Start of Extracted information

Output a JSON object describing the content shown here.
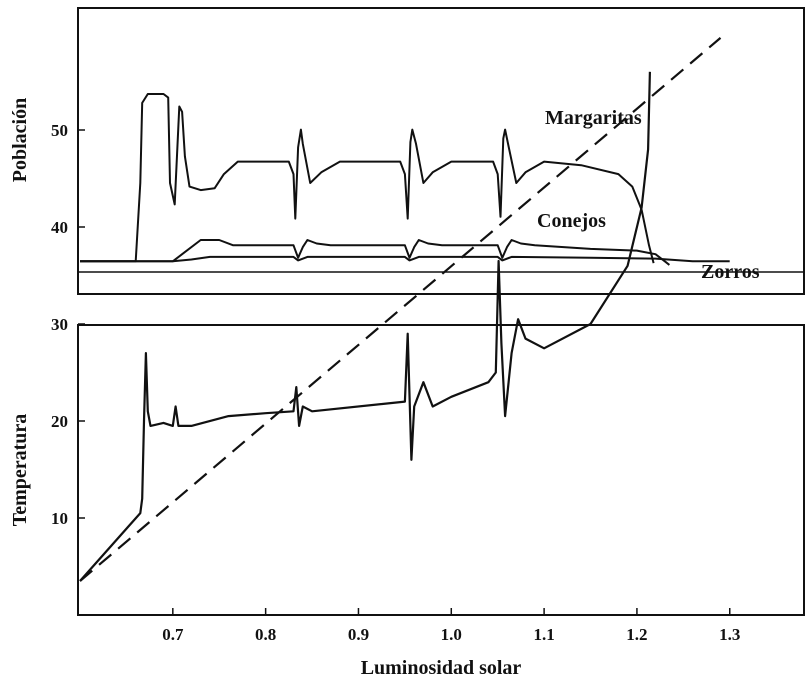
{
  "chart_data": [
    {
      "type": "line",
      "panel": "top",
      "ylabel": "Población",
      "xlim": [
        0.6,
        1.38
      ],
      "ylim": [
        0,
        1
      ],
      "grid": false,
      "series": [
        {
          "name": "Margaritas",
          "points": [
            [
              0.6,
              0.06
            ],
            [
              0.66,
              0.06
            ],
            [
              0.665,
              0.5
            ],
            [
              0.667,
              0.95
            ],
            [
              0.673,
              1.0
            ],
            [
              0.69,
              1.0
            ],
            [
              0.695,
              0.98
            ],
            [
              0.697,
              0.5
            ],
            [
              0.702,
              0.38
            ],
            [
              0.707,
              0.93
            ],
            [
              0.71,
              0.9
            ],
            [
              0.713,
              0.65
            ],
            [
              0.718,
              0.48
            ],
            [
              0.73,
              0.46
            ],
            [
              0.745,
              0.47
            ],
            [
              0.755,
              0.55
            ],
            [
              0.77,
              0.62
            ],
            [
              0.8,
              0.62
            ],
            [
              0.825,
              0.62
            ],
            [
              0.83,
              0.55
            ],
            [
              0.832,
              0.3
            ],
            [
              0.835,
              0.7
            ],
            [
              0.838,
              0.8
            ],
            [
              0.84,
              0.72
            ],
            [
              0.848,
              0.5
            ],
            [
              0.86,
              0.56
            ],
            [
              0.88,
              0.62
            ],
            [
              0.945,
              0.62
            ],
            [
              0.95,
              0.55
            ],
            [
              0.953,
              0.3
            ],
            [
              0.956,
              0.73
            ],
            [
              0.958,
              0.8
            ],
            [
              0.962,
              0.72
            ],
            [
              0.97,
              0.5
            ],
            [
              0.98,
              0.56
            ],
            [
              1.0,
              0.62
            ],
            [
              1.045,
              0.62
            ],
            [
              1.05,
              0.55
            ],
            [
              1.053,
              0.31
            ],
            [
              1.056,
              0.75
            ],
            [
              1.058,
              0.8
            ],
            [
              1.062,
              0.7
            ],
            [
              1.07,
              0.5
            ],
            [
              1.08,
              0.56
            ],
            [
              1.1,
              0.62
            ],
            [
              1.14,
              0.6
            ],
            [
              1.18,
              0.55
            ],
            [
              1.195,
              0.48
            ],
            [
              1.205,
              0.35
            ],
            [
              1.213,
              0.15
            ],
            [
              1.218,
              0.05
            ]
          ]
        },
        {
          "name": "Conejos",
          "points": [
            [
              0.6,
              0.06
            ],
            [
              0.7,
              0.06
            ],
            [
              0.71,
              0.1
            ],
            [
              0.73,
              0.18
            ],
            [
              0.75,
              0.18
            ],
            [
              0.765,
              0.15
            ],
            [
              0.8,
              0.15
            ],
            [
              0.83,
              0.15
            ],
            [
              0.835,
              0.08
            ],
            [
              0.84,
              0.14
            ],
            [
              0.845,
              0.18
            ],
            [
              0.855,
              0.16
            ],
            [
              0.87,
              0.15
            ],
            [
              0.95,
              0.15
            ],
            [
              0.955,
              0.08
            ],
            [
              0.96,
              0.14
            ],
            [
              0.965,
              0.18
            ],
            [
              0.975,
              0.16
            ],
            [
              0.99,
              0.15
            ],
            [
              1.05,
              0.15
            ],
            [
              1.055,
              0.08
            ],
            [
              1.06,
              0.14
            ],
            [
              1.065,
              0.18
            ],
            [
              1.075,
              0.16
            ],
            [
              1.09,
              0.15
            ],
            [
              1.15,
              0.13
            ],
            [
              1.2,
              0.12
            ],
            [
              1.22,
              0.1
            ],
            [
              1.23,
              0.06
            ],
            [
              1.235,
              0.04
            ]
          ]
        },
        {
          "name": "Zorros",
          "points": [
            [
              0.6,
              0.06
            ],
            [
              0.7,
              0.06
            ],
            [
              0.72,
              0.07
            ],
            [
              0.74,
              0.085
            ],
            [
              0.83,
              0.085
            ],
            [
              0.835,
              0.065
            ],
            [
              0.845,
              0.085
            ],
            [
              0.95,
              0.085
            ],
            [
              0.955,
              0.065
            ],
            [
              0.965,
              0.085
            ],
            [
              1.05,
              0.085
            ],
            [
              1.055,
              0.065
            ],
            [
              1.065,
              0.085
            ],
            [
              1.15,
              0.08
            ],
            [
              1.22,
              0.075
            ],
            [
              1.26,
              0.06
            ],
            [
              1.3,
              0.06
            ]
          ]
        }
      ]
    },
    {
      "type": "line",
      "panel": "bottom",
      "xlabel": "Luminosidad solar",
      "ylabel": "Temperatura",
      "xlim": [
        0.6,
        1.38
      ],
      "ylim": [
        0,
        60
      ],
      "xticks": [
        "0.7",
        "0.8",
        "0.9",
        "1.0",
        "1.1",
        "1.2",
        "1.3"
      ],
      "yticks": [
        "10",
        "20",
        "30",
        "40",
        "50"
      ],
      "grid": false,
      "series": [
        {
          "style": "solid",
          "points": [
            [
              0.6,
              3.5
            ],
            [
              0.665,
              10.5
            ],
            [
              0.667,
              12
            ],
            [
              0.669,
              20
            ],
            [
              0.671,
              27
            ],
            [
              0.673,
              21
            ],
            [
              0.676,
              19.5
            ],
            [
              0.69,
              19.8
            ],
            [
              0.7,
              19.5
            ],
            [
              0.703,
              21.5
            ],
            [
              0.706,
              19.5
            ],
            [
              0.72,
              19.5
            ],
            [
              0.76,
              20.5
            ],
            [
              0.8,
              20.8
            ],
            [
              0.83,
              21
            ],
            [
              0.833,
              23.5
            ],
            [
              0.836,
              19.5
            ],
            [
              0.84,
              21.5
            ],
            [
              0.85,
              21
            ],
            [
              0.95,
              22
            ],
            [
              0.953,
              29
            ],
            [
              0.957,
              16
            ],
            [
              0.96,
              21.5
            ],
            [
              0.97,
              24
            ],
            [
              0.98,
              21.5
            ],
            [
              1.0,
              22.5
            ],
            [
              1.04,
              24
            ],
            [
              1.048,
              25
            ],
            [
              1.051,
              36.5
            ],
            [
              1.054,
              28
            ],
            [
              1.058,
              20.5
            ],
            [
              1.065,
              27
            ],
            [
              1.072,
              30.5
            ],
            [
              1.08,
              28.5
            ],
            [
              1.1,
              27.5
            ],
            [
              1.15,
              30
            ],
            [
              1.19,
              36
            ],
            [
              1.205,
              42
            ],
            [
              1.212,
              48
            ],
            [
              1.214,
              56
            ]
          ]
        },
        {
          "style": "dashed",
          "points": [
            [
              0.6,
              3.5
            ],
            [
              1.29,
              59.5
            ]
          ]
        }
      ]
    }
  ]
}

End of Extracted information

Given task —
Generate a word-for-word copy of the preceding records, excluding all pictures.

Exercise solution —
Output a JSON object describing the content shown here.
{
  "chart_data": [
    {
      "type": "line",
      "panel": "top",
      "ylabel": "Población",
      "xlim": [
        0.6,
        1.38
      ],
      "ylim": [
        0,
        1
      ],
      "grid": false,
      "series": [
        {
          "name": "Margaritas",
          "points": [
            [
              0.6,
              0.06
            ],
            [
              0.66,
              0.06
            ],
            [
              0.665,
              0.5
            ],
            [
              0.667,
              0.95
            ],
            [
              0.673,
              1.0
            ],
            [
              0.69,
              1.0
            ],
            [
              0.695,
              0.98
            ],
            [
              0.697,
              0.5
            ],
            [
              0.702,
              0.38
            ],
            [
              0.707,
              0.93
            ],
            [
              0.71,
              0.9
            ],
            [
              0.713,
              0.65
            ],
            [
              0.718,
              0.48
            ],
            [
              0.73,
              0.46
            ],
            [
              0.745,
              0.47
            ],
            [
              0.755,
              0.55
            ],
            [
              0.77,
              0.62
            ],
            [
              0.8,
              0.62
            ],
            [
              0.825,
              0.62
            ],
            [
              0.83,
              0.55
            ],
            [
              0.832,
              0.3
            ],
            [
              0.835,
              0.7
            ],
            [
              0.838,
              0.8
            ],
            [
              0.84,
              0.72
            ],
            [
              0.848,
              0.5
            ],
            [
              0.86,
              0.56
            ],
            [
              0.88,
              0.62
            ],
            [
              0.945,
              0.62
            ],
            [
              0.95,
              0.55
            ],
            [
              0.953,
              0.3
            ],
            [
              0.956,
              0.73
            ],
            [
              0.958,
              0.8
            ],
            [
              0.962,
              0.72
            ],
            [
              0.97,
              0.5
            ],
            [
              0.98,
              0.56
            ],
            [
              1.0,
              0.62
            ],
            [
              1.045,
              0.62
            ],
            [
              1.05,
              0.55
            ],
            [
              1.053,
              0.31
            ],
            [
              1.056,
              0.75
            ],
            [
              1.058,
              0.8
            ],
            [
              1.062,
              0.7
            ],
            [
              1.07,
              0.5
            ],
            [
              1.08,
              0.56
            ],
            [
              1.1,
              0.62
            ],
            [
              1.14,
              0.6
            ],
            [
              1.18,
              0.55
            ],
            [
              1.195,
              0.48
            ],
            [
              1.205,
              0.35
            ],
            [
              1.213,
              0.15
            ],
            [
              1.218,
              0.05
            ]
          ]
        },
        {
          "name": "Conejos",
          "points": [
            [
              0.6,
              0.06
            ],
            [
              0.7,
              0.06
            ],
            [
              0.71,
              0.1
            ],
            [
              0.73,
              0.18
            ],
            [
              0.75,
              0.18
            ],
            [
              0.765,
              0.15
            ],
            [
              0.8,
              0.15
            ],
            [
              0.83,
              0.15
            ],
            [
              0.835,
              0.08
            ],
            [
              0.84,
              0.14
            ],
            [
              0.845,
              0.18
            ],
            [
              0.855,
              0.16
            ],
            [
              0.87,
              0.15
            ],
            [
              0.95,
              0.15
            ],
            [
              0.955,
              0.08
            ],
            [
              0.96,
              0.14
            ],
            [
              0.965,
              0.18
            ],
            [
              0.975,
              0.16
            ],
            [
              0.99,
              0.15
            ],
            [
              1.05,
              0.15
            ],
            [
              1.055,
              0.08
            ],
            [
              1.06,
              0.14
            ],
            [
              1.065,
              0.18
            ],
            [
              1.075,
              0.16
            ],
            [
              1.09,
              0.15
            ],
            [
              1.15,
              0.13
            ],
            [
              1.2,
              0.12
            ],
            [
              1.22,
              0.1
            ],
            [
              1.23,
              0.06
            ],
            [
              1.235,
              0.04
            ]
          ]
        },
        {
          "name": "Zorros",
          "points": [
            [
              0.6,
              0.06
            ],
            [
              0.7,
              0.06
            ],
            [
              0.72,
              0.07
            ],
            [
              0.74,
              0.085
            ],
            [
              0.83,
              0.085
            ],
            [
              0.835,
              0.065
            ],
            [
              0.845,
              0.085
            ],
            [
              0.95,
              0.085
            ],
            [
              0.955,
              0.065
            ],
            [
              0.965,
              0.085
            ],
            [
              1.05,
              0.085
            ],
            [
              1.055,
              0.065
            ],
            [
              1.065,
              0.085
            ],
            [
              1.15,
              0.08
            ],
            [
              1.22,
              0.075
            ],
            [
              1.26,
              0.06
            ],
            [
              1.3,
              0.06
            ]
          ]
        }
      ]
    },
    {
      "type": "line",
      "panel": "bottom",
      "xlabel": "Luminosidad solar",
      "ylabel": "Temperatura",
      "xlim": [
        0.6,
        1.38
      ],
      "ylim": [
        0,
        60
      ],
      "xticks": [
        "0.7",
        "0.8",
        "0.9",
        "1.0",
        "1.1",
        "1.2",
        "1.3"
      ],
      "yticks": [
        "10",
        "20",
        "30",
        "40",
        "50"
      ],
      "grid": false,
      "series": [
        {
          "style": "solid",
          "points": [
            [
              0.6,
              3.5
            ],
            [
              0.665,
              10.5
            ],
            [
              0.667,
              12
            ],
            [
              0.669,
              20
            ],
            [
              0.671,
              27
            ],
            [
              0.673,
              21
            ],
            [
              0.676,
              19.5
            ],
            [
              0.69,
              19.8
            ],
            [
              0.7,
              19.5
            ],
            [
              0.703,
              21.5
            ],
            [
              0.706,
              19.5
            ],
            [
              0.72,
              19.5
            ],
            [
              0.76,
              20.5
            ],
            [
              0.8,
              20.8
            ],
            [
              0.83,
              21
            ],
            [
              0.833,
              23.5
            ],
            [
              0.836,
              19.5
            ],
            [
              0.84,
              21.5
            ],
            [
              0.85,
              21
            ],
            [
              0.95,
              22
            ],
            [
              0.953,
              29
            ],
            [
              0.957,
              16
            ],
            [
              0.96,
              21.5
            ],
            [
              0.97,
              24
            ],
            [
              0.98,
              21.5
            ],
            [
              1.0,
              22.5
            ],
            [
              1.04,
              24
            ],
            [
              1.048,
              25
            ],
            [
              1.051,
              36.5
            ],
            [
              1.054,
              28
            ],
            [
              1.058,
              20.5
            ],
            [
              1.065,
              27
            ],
            [
              1.072,
              30.5
            ],
            [
              1.08,
              28.5
            ],
            [
              1.1,
              27.5
            ],
            [
              1.15,
              30
            ],
            [
              1.19,
              36
            ],
            [
              1.205,
              42
            ],
            [
              1.212,
              48
            ],
            [
              1.214,
              56
            ]
          ]
        },
        {
          "style": "dashed",
          "points": [
            [
              0.6,
              3.5
            ],
            [
              1.29,
              59.5
            ]
          ]
        }
      ]
    }
  ]
}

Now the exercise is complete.